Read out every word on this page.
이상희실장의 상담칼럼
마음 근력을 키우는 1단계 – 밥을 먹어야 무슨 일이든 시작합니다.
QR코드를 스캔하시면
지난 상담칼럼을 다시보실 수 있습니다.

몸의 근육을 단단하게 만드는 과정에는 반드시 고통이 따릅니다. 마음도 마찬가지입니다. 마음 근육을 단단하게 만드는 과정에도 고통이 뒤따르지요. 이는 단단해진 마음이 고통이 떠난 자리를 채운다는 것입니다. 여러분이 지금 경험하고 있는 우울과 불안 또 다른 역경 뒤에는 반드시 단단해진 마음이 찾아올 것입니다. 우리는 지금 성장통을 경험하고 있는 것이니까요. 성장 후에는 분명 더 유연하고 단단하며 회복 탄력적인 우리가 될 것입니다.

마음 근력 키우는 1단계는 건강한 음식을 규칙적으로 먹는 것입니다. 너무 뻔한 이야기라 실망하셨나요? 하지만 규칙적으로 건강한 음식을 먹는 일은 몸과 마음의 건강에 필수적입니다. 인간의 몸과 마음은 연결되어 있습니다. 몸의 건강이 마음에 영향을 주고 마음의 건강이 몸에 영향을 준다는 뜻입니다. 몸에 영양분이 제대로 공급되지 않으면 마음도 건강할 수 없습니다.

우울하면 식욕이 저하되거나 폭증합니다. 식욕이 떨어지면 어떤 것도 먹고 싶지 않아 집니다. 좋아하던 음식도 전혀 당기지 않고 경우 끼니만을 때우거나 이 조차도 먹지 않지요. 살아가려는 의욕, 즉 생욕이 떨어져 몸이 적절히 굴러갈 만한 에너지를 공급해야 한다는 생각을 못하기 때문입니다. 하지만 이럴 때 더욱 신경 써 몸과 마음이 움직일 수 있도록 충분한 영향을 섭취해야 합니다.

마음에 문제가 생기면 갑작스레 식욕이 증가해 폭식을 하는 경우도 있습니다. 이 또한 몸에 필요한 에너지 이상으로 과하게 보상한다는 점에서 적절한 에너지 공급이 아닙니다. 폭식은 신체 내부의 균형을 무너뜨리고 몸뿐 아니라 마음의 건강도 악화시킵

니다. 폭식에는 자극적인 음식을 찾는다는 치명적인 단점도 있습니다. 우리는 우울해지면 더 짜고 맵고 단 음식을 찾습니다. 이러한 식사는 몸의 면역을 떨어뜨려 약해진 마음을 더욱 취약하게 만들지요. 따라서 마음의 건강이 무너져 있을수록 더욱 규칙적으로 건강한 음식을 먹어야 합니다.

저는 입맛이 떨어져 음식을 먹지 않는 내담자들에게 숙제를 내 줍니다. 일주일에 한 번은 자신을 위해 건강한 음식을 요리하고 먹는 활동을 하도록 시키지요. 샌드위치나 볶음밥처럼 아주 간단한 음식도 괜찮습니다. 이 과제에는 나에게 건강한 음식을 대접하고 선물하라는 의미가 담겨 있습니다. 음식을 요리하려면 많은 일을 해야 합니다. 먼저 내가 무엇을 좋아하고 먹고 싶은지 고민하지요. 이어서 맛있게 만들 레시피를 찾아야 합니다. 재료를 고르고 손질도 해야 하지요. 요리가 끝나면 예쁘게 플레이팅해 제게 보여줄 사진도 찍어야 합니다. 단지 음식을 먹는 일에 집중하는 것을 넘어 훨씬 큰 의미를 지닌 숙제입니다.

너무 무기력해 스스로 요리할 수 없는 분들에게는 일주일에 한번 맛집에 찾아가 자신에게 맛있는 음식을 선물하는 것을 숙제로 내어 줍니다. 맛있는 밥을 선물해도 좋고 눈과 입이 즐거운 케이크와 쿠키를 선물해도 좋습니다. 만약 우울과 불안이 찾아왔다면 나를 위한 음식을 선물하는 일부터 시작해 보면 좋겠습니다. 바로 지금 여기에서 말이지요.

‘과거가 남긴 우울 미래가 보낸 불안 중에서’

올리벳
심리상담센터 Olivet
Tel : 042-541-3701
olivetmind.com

········

### What you have to do
Each record above should be output again exactly.

### Solution
Read out every word on this page.
이상희실장의 상담칼럼
마음 근력을 키우는 1단계 – 밥을 먹어야 무슨 일이든 시작합니다.
QR코드를 스캔하시면
지난 상담칼럼을 다시보실 수 있습니다.

몸의 근육을 단단하게 만드는 과정에는 반드시 고통이 따릅니다. 마음도 마찬가지입니다. 마음 근육을 단단하게 만드는 과정에도 고통이 뒤따르지요. 이는 단단해진 마음이 고통이 떠난 자리를 채운다는 것입니다. 여러분이 지금 경험하고 있는 우울과 불안 또 다른 역경 뒤에는 반드시 단단해진 마음이 찾아올 것입니다. 우리는 지금 성장통을 경험하고 있는 것이니까요. 성장 후에는 분명 더 유연하고 단단하며 회복 탄력적인 우리가 될 것입니다.

마음 근력 키우는 1단계는 건강한 음식을 규칙적으로 먹는 것입니다. 너무 뻔한 이야기라 실망하셨나요? 하지만 규칙적으로 건강한 음식을 먹는 일은 몸과 마음의 건강에 필수적입니다. 인간의 몸과 마음은 연결되어 있습니다. 몸의 건강이 마음에 영향을 주고 마음의 건강이 몸에 영향을 준다는 뜻입니다. 몸에 영양분이 제대로 공급되지 않으면 마음도 건강할 수 없습니다.

우울하면 식욕이 저하되거나 폭증합니다. 식욕이 떨어지면 어떤 것도 먹고 싶지 않아 집니다. 좋아하던 음식도 전혀 당기지 않고 경우 끼니만을 때우거나 이 조차도 먹지 않지요. 살아가려는 의욕, 즉 생욕이 떨어져 몸이 적절히 굴러갈 만한 에너지를 공급해야 한다는 생각을 못하기 때문입니다. 하지만 이럴 때 더욱 신경 써 몸과 마음이 움직일 수 있도록 충분한 영향을 섭취해야 합니다.

마음에 문제가 생기면 갑작스레 식욕이 증가해 폭식을 하는 경우도 있습니다. 이 또한 몸에 필요한 에너지 이상으로 과하게 보상한다는 점에서 적절한 에너지 공급이 아닙니다. 폭식은 신체 내부의 균형을 무너뜨리고 몸뿐 아니라 마음의 건강도 악화시킵

니다. 폭식에는 자극적인 음식을 찾는다는 치명적인 단점도 있습니다. 우리는 우울해지면 더 짜고 맵고 단 음식을 찾습니다. 이러한 식사는 몸의 면역을 떨어뜨려 약해진 마음을 더욱 취약하게 만들지요. 따라서 마음의 건강이 무너져 있을수록 더욱 규칙적으로 건강한 음식을 먹어야 합니다.

저는 입맛이 떨어져 음식을 먹지 않는 내담자들에게 숙제를 내 줍니다. 일주일에 한 번은 자신을 위해 건강한 음식을 요리하고 먹는 활동을 하도록 시키지요. 샌드위치나 볶음밥처럼 아주 간단한 음식도 괜찮습니다. 이 과제에는 나에게 건강한 음식을 대접하고 선물하라는 의미가 담겨 있습니다. 음식을 요리하려면 많은 일을 해야 합니다. 먼저 내가 무엇을 좋아하고 먹고 싶은지 고민하지요. 이어서 맛있게 만들 레시피를 찾아야 합니다. 재료를 고르고 손질도 해야 하지요. 요리가 끝나면 예쁘게 플레이팅해 제게 보여줄 사진도 찍어야 합니다. 단지 음식을 먹는 일에 집중하는 것을 넘어 훨씬 큰 의미를 지닌 숙제입니다.

너무 무기력해 스스로 요리할 수 없는 분들에게는 일주일에 한번 맛집에 찾아가 자신에게 맛있는 음식을 선물하는 것을 숙제로 내어 줍니다. 맛있는 밥을 선물해도 좋고 눈과 입이 즐거운 케이크와 쿠키를 선물해도 좋습니다. 만약 우울과 불안이 찾아왔다면 나를 위한 음식을 선물하는 일부터 시작해 보면 좋겠습니다. 바로 지금 여기에서 말이지요.

‘과거가 남긴 우울 미래가 보낸 불안 중에서’

올리벳
심리상담센터 Olivet
Tel : 042-541-3701
olivetmind.com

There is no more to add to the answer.